--- What to work on ---
Convert the records, starting with the line that contains "definition-3-9: 广场或建筑物前竖立 2" and going on through the line that contains "paragraph-4-4-1: 升挂装置的旗杆横截面应为圆形，旗冠宜为球型。 xyxy=(94,767,325,779)", into a Markdown table with two columns: Row, holding the row number, and Entry, holding the line. Skip any blank lines.

--- Records to process ---
%%

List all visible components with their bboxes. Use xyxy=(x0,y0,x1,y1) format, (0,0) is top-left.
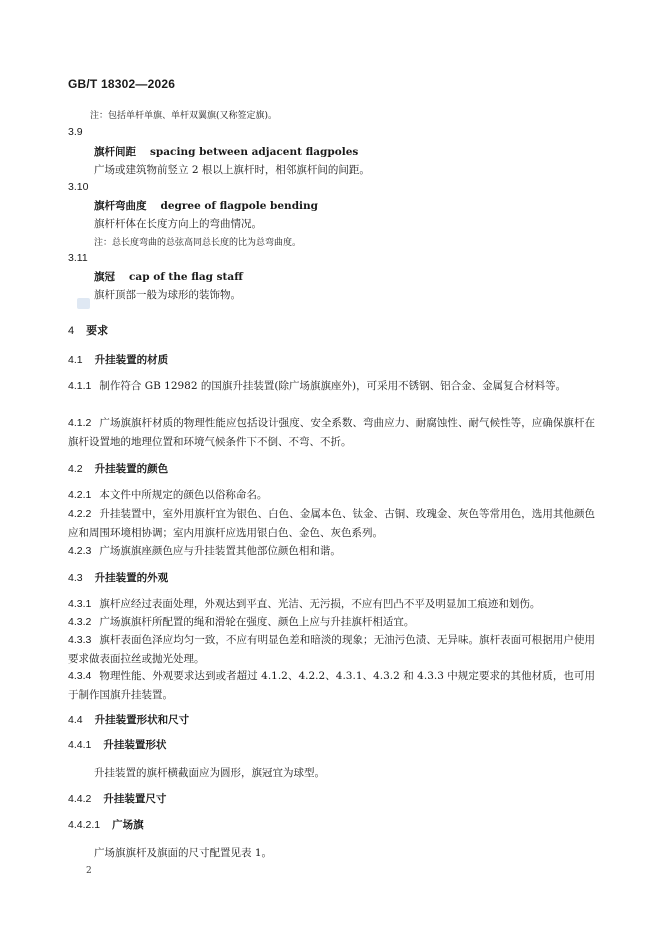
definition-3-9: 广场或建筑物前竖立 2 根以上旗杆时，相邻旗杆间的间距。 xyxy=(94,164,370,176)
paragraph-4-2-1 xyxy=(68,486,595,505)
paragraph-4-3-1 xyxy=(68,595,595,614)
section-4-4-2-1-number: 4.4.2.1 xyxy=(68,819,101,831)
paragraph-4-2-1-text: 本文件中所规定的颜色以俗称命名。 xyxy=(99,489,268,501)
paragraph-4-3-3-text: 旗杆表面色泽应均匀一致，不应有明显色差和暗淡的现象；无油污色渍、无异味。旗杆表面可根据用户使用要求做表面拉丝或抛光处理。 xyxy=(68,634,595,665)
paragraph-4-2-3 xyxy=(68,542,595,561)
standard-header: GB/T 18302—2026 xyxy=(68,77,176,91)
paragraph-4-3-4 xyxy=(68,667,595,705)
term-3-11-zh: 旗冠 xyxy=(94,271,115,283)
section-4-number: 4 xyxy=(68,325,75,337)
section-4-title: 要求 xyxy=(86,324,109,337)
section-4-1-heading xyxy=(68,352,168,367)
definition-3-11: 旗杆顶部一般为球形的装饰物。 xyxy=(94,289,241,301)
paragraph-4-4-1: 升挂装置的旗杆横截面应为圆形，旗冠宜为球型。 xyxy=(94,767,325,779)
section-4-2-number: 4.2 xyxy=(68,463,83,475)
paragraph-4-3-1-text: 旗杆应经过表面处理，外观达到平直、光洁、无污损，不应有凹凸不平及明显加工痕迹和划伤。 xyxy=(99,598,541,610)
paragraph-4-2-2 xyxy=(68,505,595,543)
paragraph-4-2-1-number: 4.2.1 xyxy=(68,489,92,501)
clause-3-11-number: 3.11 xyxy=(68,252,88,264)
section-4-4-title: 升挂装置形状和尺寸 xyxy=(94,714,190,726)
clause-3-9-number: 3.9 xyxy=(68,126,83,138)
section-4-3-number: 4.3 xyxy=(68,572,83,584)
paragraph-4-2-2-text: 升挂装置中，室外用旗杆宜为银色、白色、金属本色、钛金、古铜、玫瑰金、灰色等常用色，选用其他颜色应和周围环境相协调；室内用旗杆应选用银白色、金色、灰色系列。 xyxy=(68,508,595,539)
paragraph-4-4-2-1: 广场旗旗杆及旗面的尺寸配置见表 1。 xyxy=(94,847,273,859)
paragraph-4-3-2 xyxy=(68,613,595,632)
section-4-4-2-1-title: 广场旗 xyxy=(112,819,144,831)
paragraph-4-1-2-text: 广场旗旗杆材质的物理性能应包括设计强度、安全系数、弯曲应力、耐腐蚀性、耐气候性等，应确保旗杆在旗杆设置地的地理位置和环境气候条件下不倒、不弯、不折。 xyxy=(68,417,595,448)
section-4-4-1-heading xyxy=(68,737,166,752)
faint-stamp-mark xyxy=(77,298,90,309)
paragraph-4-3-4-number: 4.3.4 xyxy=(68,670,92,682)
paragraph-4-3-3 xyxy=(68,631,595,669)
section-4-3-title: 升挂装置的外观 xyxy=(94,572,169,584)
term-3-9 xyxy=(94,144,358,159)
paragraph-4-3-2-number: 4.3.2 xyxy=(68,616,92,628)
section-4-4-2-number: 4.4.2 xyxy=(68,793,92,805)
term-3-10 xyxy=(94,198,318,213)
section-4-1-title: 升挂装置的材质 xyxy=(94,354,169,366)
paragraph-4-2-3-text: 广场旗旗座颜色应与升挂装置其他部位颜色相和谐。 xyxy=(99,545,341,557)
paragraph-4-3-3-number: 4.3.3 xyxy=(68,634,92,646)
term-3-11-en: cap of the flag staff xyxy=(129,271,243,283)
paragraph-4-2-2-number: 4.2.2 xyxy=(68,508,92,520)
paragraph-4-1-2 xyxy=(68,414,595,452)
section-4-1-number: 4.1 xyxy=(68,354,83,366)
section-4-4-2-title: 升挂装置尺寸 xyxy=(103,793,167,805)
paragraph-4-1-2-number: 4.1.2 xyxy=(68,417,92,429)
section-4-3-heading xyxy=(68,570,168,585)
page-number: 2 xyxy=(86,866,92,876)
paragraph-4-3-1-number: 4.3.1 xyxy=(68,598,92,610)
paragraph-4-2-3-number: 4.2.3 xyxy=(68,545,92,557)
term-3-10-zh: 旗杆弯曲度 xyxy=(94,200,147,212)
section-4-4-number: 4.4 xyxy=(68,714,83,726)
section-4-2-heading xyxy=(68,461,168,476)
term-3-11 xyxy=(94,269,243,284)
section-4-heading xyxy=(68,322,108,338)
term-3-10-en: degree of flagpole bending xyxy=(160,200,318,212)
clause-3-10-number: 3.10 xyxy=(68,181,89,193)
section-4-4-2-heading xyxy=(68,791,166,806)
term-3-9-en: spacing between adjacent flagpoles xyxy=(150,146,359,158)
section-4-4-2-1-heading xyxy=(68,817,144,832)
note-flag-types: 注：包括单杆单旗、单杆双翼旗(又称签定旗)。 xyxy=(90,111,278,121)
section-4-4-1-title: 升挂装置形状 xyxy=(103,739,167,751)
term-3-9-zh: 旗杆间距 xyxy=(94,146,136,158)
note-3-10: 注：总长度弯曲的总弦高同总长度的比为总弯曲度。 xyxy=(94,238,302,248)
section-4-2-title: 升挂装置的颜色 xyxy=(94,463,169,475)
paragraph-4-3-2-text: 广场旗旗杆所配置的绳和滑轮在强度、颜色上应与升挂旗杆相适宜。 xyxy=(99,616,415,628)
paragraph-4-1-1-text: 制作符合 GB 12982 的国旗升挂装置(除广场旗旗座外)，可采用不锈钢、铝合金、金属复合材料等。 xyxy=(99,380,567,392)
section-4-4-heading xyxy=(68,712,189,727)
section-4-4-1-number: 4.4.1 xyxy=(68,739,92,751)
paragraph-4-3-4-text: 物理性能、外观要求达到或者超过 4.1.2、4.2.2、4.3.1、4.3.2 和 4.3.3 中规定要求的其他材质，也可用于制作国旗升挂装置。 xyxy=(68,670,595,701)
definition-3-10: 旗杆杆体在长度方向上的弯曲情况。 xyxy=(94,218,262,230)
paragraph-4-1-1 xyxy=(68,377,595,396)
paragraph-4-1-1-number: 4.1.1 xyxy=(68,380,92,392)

%%
%%

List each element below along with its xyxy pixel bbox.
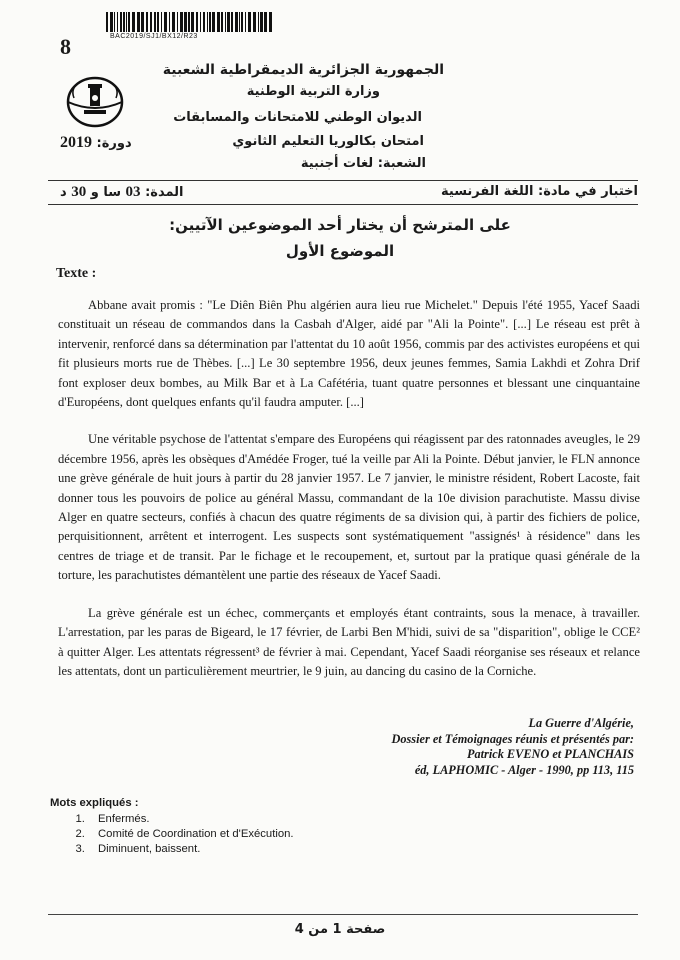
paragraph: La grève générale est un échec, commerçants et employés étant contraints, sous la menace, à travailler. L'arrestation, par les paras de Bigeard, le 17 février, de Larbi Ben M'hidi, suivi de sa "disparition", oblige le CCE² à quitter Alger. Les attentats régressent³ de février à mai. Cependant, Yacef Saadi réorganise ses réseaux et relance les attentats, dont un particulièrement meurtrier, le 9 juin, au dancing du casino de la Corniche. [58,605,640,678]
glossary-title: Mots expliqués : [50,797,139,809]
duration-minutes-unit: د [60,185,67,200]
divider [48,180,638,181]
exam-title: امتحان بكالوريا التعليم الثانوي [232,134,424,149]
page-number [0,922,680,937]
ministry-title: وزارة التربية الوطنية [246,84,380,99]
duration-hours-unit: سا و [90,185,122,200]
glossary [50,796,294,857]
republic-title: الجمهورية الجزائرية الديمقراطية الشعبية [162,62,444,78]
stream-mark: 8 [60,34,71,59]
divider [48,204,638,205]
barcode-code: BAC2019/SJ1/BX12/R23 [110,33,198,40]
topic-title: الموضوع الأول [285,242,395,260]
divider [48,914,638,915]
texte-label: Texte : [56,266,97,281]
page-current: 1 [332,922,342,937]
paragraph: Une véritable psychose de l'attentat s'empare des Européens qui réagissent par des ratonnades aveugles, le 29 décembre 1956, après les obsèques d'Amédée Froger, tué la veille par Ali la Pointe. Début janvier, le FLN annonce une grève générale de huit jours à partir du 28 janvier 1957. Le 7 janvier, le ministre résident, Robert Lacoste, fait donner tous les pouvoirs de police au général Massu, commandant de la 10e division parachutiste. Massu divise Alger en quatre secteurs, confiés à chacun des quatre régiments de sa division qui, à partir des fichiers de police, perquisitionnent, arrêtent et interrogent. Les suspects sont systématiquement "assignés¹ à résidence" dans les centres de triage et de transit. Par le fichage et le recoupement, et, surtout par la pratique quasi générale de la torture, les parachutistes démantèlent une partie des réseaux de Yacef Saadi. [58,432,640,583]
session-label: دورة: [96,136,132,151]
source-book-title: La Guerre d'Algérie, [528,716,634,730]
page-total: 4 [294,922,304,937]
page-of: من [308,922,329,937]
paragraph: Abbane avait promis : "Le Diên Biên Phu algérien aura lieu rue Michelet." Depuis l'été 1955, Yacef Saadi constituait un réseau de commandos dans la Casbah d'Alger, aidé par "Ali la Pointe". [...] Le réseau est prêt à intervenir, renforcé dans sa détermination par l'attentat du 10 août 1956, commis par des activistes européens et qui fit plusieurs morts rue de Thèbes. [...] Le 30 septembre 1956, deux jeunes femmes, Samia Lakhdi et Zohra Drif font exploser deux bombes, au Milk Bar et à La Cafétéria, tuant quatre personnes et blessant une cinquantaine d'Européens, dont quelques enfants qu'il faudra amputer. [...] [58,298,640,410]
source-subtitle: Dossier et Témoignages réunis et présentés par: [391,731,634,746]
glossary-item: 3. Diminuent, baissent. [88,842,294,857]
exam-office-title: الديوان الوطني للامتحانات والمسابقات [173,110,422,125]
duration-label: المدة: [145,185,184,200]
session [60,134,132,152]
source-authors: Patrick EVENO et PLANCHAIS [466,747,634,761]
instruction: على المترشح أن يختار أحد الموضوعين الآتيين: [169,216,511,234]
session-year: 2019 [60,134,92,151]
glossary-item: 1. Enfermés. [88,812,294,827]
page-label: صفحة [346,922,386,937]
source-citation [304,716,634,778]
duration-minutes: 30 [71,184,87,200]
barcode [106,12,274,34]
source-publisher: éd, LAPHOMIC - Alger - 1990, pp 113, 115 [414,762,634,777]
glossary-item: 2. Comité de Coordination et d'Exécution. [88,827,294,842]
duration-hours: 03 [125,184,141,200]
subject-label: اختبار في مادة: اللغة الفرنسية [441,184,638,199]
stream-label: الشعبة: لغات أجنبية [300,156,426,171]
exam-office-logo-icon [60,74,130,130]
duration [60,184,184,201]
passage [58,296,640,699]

%%

--- Response ---
| Row | Entry |
|---|---|
| 1 | definition-3-9: 广场或建筑物前竖立 2 根以上旗杆时，相邻旗杆间的间距。 xyxy=(94,164,370,176) |
| 2 | paragraph-4-2-1 xyxy=(68,486,595,505) |
| 3 | paragraph-4-3-1 xyxy=(68,595,595,614) |
| 4 | section-4-4-2-1-number: 4.4.2.1 xyxy=(68,819,101,831) |
| 5 | paragraph-4-2-1-text: 本文件中所规定的颜色以俗称命名。 xyxy=(99,489,268,501) |
| 6 | paragraph-4-3-3-text: 旗杆表面色泽应均匀一致，不应有明显色差和暗淡的现象；无油污色渍、无异味。旗杆表面可根据用户使用要求做表面拉丝或抛光处理。 xyxy=(68,634,595,665) |
| 7 | paragraph-4-2-3 xyxy=(68,542,595,561) |
| 8 | standard-header: GB/T 18302—2026 xyxy=(68,77,176,91) |
| 9 | paragraph-4-3-4 xyxy=(68,667,595,705) |
| 10 | term-3-11-zh: 旗冠 xyxy=(94,271,115,283) |
| 11 | section-4-number: 4 xyxy=(68,325,75,337) |
| 12 | section-4-title: 要求 xyxy=(86,324,109,337) |
| 13 | section-4-1-heading xyxy=(68,352,168,367) |
| 14 | definition-3-11: 旗杆顶部一般为球形的装饰物。 xyxy=(94,289,241,301) |
| 15 | paragraph-4-4-1: 升挂装置的旗杆横截面应为圆形，旗冠宜为球型。 xyxy=(94,767,325,779) |